▸ Brief:
Copy out all lines that hold "structure".

▸ Dataset excerpts:
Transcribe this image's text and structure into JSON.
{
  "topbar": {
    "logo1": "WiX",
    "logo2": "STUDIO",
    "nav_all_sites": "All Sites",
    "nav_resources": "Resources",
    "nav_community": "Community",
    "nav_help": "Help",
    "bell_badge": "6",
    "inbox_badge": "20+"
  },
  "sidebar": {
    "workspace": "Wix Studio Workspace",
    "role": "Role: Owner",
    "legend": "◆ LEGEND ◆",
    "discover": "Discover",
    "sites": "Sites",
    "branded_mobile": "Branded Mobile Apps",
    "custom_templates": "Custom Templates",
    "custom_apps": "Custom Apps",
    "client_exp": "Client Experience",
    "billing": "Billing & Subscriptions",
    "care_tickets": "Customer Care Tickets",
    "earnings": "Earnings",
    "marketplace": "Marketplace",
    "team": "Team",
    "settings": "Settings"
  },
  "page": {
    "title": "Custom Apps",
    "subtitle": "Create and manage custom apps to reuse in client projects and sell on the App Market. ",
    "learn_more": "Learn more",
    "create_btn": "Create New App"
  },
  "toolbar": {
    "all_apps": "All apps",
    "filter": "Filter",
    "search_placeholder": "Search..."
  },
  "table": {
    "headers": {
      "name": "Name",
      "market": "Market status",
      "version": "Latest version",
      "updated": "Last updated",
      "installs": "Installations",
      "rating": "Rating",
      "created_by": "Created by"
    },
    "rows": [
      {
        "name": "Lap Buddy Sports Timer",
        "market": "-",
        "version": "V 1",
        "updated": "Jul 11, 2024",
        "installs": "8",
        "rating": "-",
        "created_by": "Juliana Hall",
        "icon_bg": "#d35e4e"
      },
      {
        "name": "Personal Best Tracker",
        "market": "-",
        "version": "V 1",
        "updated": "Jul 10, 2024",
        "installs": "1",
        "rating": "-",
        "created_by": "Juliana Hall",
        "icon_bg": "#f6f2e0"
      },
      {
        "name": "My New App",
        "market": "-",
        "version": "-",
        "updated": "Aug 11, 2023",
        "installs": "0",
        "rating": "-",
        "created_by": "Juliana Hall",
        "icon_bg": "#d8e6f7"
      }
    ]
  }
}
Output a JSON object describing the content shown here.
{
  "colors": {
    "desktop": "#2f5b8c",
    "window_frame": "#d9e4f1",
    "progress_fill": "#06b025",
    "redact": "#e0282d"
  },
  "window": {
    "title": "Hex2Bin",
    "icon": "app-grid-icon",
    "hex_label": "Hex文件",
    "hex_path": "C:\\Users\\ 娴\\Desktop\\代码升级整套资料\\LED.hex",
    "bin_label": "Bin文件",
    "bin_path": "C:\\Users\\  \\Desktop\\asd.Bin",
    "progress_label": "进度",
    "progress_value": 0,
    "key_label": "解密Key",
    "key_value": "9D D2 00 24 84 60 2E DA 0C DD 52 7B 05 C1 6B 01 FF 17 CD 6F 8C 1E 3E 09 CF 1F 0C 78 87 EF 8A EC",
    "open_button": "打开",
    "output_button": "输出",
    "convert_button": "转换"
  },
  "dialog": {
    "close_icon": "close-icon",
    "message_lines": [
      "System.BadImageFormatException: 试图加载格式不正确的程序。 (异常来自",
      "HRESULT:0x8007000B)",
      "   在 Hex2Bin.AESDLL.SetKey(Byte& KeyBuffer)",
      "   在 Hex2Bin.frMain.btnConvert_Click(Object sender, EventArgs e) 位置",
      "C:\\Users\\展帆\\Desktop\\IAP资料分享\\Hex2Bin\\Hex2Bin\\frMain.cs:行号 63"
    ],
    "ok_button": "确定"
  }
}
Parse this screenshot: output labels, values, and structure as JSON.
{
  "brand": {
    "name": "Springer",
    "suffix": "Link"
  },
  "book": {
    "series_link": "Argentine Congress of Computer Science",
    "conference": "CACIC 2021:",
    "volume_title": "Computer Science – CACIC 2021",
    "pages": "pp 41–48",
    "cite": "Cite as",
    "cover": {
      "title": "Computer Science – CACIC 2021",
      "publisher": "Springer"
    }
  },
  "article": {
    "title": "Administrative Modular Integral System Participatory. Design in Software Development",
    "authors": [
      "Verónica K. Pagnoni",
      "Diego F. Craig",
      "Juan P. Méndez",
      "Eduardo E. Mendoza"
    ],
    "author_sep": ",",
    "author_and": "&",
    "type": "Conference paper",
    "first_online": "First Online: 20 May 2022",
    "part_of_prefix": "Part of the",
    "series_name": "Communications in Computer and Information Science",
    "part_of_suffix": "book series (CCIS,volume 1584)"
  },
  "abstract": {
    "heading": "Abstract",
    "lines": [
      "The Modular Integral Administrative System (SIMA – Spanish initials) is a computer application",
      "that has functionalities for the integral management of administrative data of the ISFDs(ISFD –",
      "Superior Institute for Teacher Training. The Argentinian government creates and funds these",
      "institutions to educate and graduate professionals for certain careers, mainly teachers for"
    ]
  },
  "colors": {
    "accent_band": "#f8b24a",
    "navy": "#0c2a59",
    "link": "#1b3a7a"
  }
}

▸ Full answer:
Transcribe this image's text and structure into JSON.
Parse this screenshot: output labels, values, and structure as JSON.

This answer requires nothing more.